- [To do]
Write out the whole listing again, exactly.

- [Supplied data]
****
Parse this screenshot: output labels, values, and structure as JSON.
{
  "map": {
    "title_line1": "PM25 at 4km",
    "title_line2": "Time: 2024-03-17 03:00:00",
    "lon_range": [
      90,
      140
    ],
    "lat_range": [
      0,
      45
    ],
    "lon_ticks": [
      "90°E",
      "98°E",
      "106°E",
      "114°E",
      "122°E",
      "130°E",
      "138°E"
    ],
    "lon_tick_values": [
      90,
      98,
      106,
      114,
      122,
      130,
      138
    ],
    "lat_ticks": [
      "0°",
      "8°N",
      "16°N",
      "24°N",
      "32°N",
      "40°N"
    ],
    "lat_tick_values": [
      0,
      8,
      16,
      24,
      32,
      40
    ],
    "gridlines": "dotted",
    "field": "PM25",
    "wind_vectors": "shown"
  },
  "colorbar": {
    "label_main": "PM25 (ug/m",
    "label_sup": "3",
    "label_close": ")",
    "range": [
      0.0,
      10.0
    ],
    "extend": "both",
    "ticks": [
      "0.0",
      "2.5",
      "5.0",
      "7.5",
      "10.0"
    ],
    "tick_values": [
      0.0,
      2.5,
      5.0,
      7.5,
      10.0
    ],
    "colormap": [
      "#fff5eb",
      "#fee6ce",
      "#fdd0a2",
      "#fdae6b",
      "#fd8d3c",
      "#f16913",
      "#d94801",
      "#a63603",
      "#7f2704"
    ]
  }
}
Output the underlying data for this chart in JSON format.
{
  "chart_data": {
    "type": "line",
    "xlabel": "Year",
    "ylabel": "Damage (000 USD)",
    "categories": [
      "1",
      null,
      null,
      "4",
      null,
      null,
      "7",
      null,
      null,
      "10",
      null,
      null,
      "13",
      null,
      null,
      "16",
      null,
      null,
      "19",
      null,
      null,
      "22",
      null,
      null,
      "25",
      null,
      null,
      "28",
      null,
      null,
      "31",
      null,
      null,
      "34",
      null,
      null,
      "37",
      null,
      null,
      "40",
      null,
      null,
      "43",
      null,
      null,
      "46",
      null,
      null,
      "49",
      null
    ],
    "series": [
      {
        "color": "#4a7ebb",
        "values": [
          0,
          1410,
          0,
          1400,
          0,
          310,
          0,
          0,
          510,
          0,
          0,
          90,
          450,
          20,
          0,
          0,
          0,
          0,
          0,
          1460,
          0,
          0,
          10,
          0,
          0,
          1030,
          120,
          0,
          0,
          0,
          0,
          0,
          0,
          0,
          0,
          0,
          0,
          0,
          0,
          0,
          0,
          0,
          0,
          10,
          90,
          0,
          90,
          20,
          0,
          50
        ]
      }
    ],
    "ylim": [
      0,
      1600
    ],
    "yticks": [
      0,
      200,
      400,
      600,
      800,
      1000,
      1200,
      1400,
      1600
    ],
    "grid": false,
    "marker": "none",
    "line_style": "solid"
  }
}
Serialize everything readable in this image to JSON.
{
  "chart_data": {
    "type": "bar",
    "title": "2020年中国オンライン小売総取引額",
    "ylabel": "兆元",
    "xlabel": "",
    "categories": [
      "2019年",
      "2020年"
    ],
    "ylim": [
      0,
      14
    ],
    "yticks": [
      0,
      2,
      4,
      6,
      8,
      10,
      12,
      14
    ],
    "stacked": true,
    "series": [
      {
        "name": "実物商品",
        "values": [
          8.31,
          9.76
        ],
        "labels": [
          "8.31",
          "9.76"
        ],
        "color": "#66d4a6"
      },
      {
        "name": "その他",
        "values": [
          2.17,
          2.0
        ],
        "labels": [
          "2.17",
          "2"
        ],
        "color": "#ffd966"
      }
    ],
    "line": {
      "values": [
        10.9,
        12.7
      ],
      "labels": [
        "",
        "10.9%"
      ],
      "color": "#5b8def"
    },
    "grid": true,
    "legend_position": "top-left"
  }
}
****
- [Answer in full]
Parse this screenshot: output labels, values, and structure as JSON.
{
  "map": {
    "title_line1": "PM25 at 4km",
    "title_line2": "Time: 2024-03-17 03:00:00",
    "lon_range": [
      90,
      140
    ],
    "lat_range": [
      0,
      45
    ],
    "lon_ticks": [
      "90°E",
      "98°E",
      "106°E",
      "114°E",
      "122°E",
      "130°E",
      "138°E"
    ],
    "lon_tick_values": [
      90,
      98,
      106,
      114,
      122,
      130,
      138
    ],
    "lat_ticks": [
      "0°",
      "8°N",
      "16°N",
      "24°N",
      "32°N",
      "40°N"
    ],
    "lat_tick_values": [
      0,
      8,
      16,
      24,
      32,
      40
    ],
    "gridlines": "dotted",
    "field": "PM25",
    "wind_vectors": "shown"
  },
  "colorbar": {
    "label_main": "PM25 (ug/m",
    "label_sup": "3",
    "label_close": ")",
    "range": [
      0.0,
      10.0
    ],
    "extend": "both",
    "ticks": [
      "0.0",
      "2.5",
      "5.0",
      "7.5",
      "10.0"
    ],
    "tick_values": [
      0.0,
      2.5,
      5.0,
      7.5,
      10.0
    ],
    "colormap": [
      "#fff5eb",
      "#fee6ce",
      "#fdd0a2",
      "#fdae6b",
      "#fd8d3c",
      "#f16913",
      "#d94801",
      "#a63603",
      "#7f2704"
    ]
  }
}
Output the underlying data for this chart in JSON format.
{
  "chart_data": {
    "type": "line",
    "xlabel": "Year",
    "ylabel": "Damage (000 USD)",
    "categories": [
      "1",
      null,
      null,
      "4",
      null,
      null,
      "7",
      null,
      null,
      "10",
      null,
      null,
      "13",
      null,
      null,
      "16",
      null,
      null,
      "19",
      null,
      null,
      "22",
      null,
      null,
      "25",
      null,
      null,
      "28",
      null,
      null,
      "31",
      null,
      null,
      "34",
      null,
      null,
      "37",
      null,
      null,
      "40",
      null,
      null,
      "43",
      null,
      null,
      "46",
      null,
      null,
      "49",
      null
    ],
    "series": [
      {
        "color": "#4a7ebb",
        "values": [
          0,
          1410,
          0,
          1400,
          0,
          310,
          0,
          0,
          510,
          0,
          0,
          90,
          450,
          20,
          0,
          0,
          0,
          0,
          0,
          1460,
          0,
          0,
          10,
          0,
          0,
          1030,
          120,
          0,
          0,
          0,
          0,
          0,
          0,
          0,
          0,
          0,
          0,
          0,
          0,
          0,
          0,
          0,
          0,
          10,
          90,
          0,
          90,
          20,
          0,
          50
        ]
      }
    ],
    "ylim": [
      0,
      1600
    ],
    "yticks": [
      0,
      200,
      400,
      600,
      800,
      1000,
      1200,
      1400,
      1600
    ],
    "grid": false,
    "marker": "none",
    "line_style": "solid"
  }
}
Serialize everything readable in this image to JSON.
{
  "chart_data": {
    "type": "bar",
    "title": "2020年中国オンライン小売総取引額",
    "ylabel": "兆元",
    "xlabel": "",
    "categories": [
      "2019年",
      "2020年"
    ],
    "ylim": [
      0,
      14
    ],
    "yticks": [
      0,
      2,
      4,
      6,
      8,
      10,
      12,
      14
    ],
    "stacked": true,
    "series": [
      {
        "name": "実物商品",
        "values": [
          8.31,
          9.76
        ],
        "labels": [
          "8.31",
          "9.76"
        ],
        "color": "#66d4a6"
      },
      {
        "name": "その他",
        "values": [
          2.17,
          2.0
        ],
        "labels": [
          "2.17",
          "2"
        ],
        "color": "#ffd966"
      }
    ],
    "line": {
      "values": [
        10.9,
        12.7
      ],
      "labels": [
        "",
        "10.9%"
      ],
      "color": "#5b8def"
    },
    "grid": true,
    "legend_position": "top-left"
  }
}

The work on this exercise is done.